* **Problem to solve**: Copy each line in the data that includes the word "beam".

* **Exercise input**:
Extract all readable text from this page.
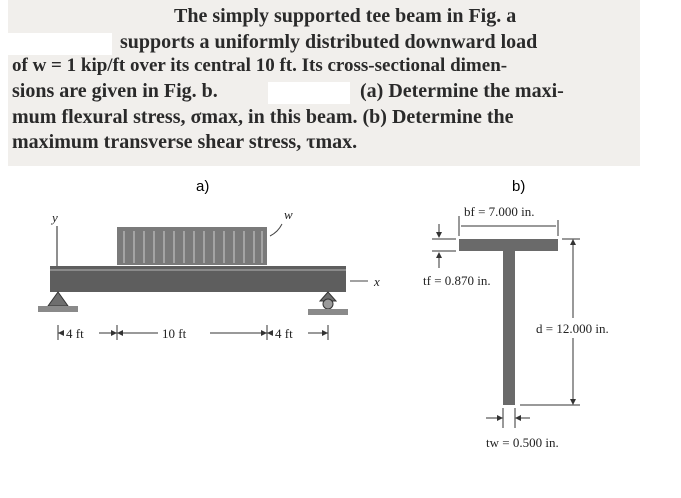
The simply supported tee beam in Fig. a
supports a uniformly distributed downward load
of w = 1 kip/ft over its central 10 ft. Its cross-sectional dimen-
sions are given in Fig. b.	(a) Determine the maxi-
mum flexural stress, σmax, in this beam. (b) Determine the
maximum transverse shear stress, τmax.
a)	b)
y	w
x
4 ft	10 ft	4 ft
bf = 7.000 in.
tf = 0.870 in.
d = 12.000 in.
tw = 0.500 in.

* **Final answer**:
The simply supported tee beam in Fig. a
mum flexural stress, σmax, in this beam. (b) Determine the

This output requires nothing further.